● Stated problem
Copy the records below exactly as they appear.

— START Input records —

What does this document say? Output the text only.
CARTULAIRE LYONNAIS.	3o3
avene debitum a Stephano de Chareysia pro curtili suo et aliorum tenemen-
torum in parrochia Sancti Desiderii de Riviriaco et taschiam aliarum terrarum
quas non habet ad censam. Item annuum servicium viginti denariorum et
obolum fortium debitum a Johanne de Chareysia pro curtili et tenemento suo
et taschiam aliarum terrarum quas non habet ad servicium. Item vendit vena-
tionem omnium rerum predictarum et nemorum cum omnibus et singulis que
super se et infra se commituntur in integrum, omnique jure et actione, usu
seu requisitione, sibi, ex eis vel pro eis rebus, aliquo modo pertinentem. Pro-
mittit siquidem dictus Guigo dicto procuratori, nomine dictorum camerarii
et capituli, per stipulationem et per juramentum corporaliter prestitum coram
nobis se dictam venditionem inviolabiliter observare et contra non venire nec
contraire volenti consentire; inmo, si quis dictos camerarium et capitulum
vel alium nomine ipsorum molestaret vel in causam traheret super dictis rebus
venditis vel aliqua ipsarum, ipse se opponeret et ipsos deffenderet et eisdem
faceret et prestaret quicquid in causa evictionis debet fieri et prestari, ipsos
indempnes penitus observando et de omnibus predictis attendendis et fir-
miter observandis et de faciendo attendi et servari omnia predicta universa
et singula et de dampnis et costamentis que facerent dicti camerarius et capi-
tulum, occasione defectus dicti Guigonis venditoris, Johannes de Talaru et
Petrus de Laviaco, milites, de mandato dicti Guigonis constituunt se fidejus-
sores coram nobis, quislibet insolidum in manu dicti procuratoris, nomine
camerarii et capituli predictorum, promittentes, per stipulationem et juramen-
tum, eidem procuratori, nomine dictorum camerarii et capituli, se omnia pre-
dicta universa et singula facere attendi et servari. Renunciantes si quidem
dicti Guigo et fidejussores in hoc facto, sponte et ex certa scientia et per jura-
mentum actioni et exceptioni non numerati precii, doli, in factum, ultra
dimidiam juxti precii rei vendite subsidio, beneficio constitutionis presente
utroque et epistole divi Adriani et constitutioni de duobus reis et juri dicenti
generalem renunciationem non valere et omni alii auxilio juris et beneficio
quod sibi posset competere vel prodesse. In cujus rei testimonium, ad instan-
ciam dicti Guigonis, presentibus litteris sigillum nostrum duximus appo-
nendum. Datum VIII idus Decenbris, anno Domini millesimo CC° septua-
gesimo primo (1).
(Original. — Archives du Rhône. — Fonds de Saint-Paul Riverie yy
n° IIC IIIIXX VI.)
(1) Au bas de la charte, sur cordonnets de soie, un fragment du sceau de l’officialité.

— END Input records —

● Correct output
What does this document say? Output the text only.
CARTULAIRE LYONNAIS.	3o3
avene debitum a Stephano de Chareysia pro curtili suo et aliorum tenemen-
torum in parrochia Sancti Desiderii de Riviriaco et taschiam aliarum terrarum
quas non habet ad censam. Item annuum servicium viginti denariorum et
obolum fortium debitum a Johanne de Chareysia pro curtili et tenemento suo
et taschiam aliarum terrarum quas non habet ad servicium. Item vendit vena-
tionem omnium rerum predictarum et nemorum cum omnibus et singulis que
super se et infra se commituntur in integrum, omnique jure et actione, usu
seu requisitione, sibi, ex eis vel pro eis rebus, aliquo modo pertinentem. Pro-
mittit siquidem dictus Guigo dicto procuratori, nomine dictorum camerarii
et capituli, per stipulationem et per juramentum corporaliter prestitum coram
nobis se dictam venditionem inviolabiliter observare et contra non venire nec
contraire volenti consentire; inmo, si quis dictos camerarium et capitulum
vel alium nomine ipsorum molestaret vel in causam traheret super dictis rebus
venditis vel aliqua ipsarum, ipse se opponeret et ipsos deffenderet et eisdem
faceret et prestaret quicquid in causa evictionis debet fieri et prestari, ipsos
indempnes penitus observando et de omnibus predictis attendendis et fir-
miter observandis et de faciendo attendi et servari omnia predicta universa
et singula et de dampnis et costamentis que facerent dicti camerarius et capi-
tulum, occasione defectus dicti Guigonis venditoris, Johannes de Talaru et
Petrus de Laviaco, milites, de mandato dicti Guigonis constituunt se fidejus-
sores coram nobis, quislibet insolidum in manu dicti procuratoris, nomine
camerarii et capituli predictorum, promittentes, per stipulationem et juramen-
tum, eidem procuratori, nomine dictorum camerarii et capituli, se omnia pre-
dicta universa et singula facere attendi et servari. Renunciantes si quidem
dicti Guigo et fidejussores in hoc facto, sponte et ex certa scientia et per jura-
mentum actioni et exceptioni non numerati precii, doli, in factum, ultra
dimidiam juxti precii rei vendite subsidio, beneficio constitutionis presente
utroque et epistole divi Adriani et constitutioni de duobus reis et juri dicenti
generalem renunciationem non valere et omni alii auxilio juris et beneficio
quod sibi posset competere vel prodesse. In cujus rei testimonium, ad instan-
ciam dicti Guigonis, presentibus litteris sigillum nostrum duximus appo-
nendum. Datum VIII idus Decenbris, anno Domini millesimo CC° septua-
gesimo primo (1).
(Original. — Archives du Rhône. — Fonds de Saint-Paul Riverie yy
n° IIC IIIIXX VI.)
(1) Au bas de la charte, sur cordonnets de soie, un fragment du sceau de l’officialité.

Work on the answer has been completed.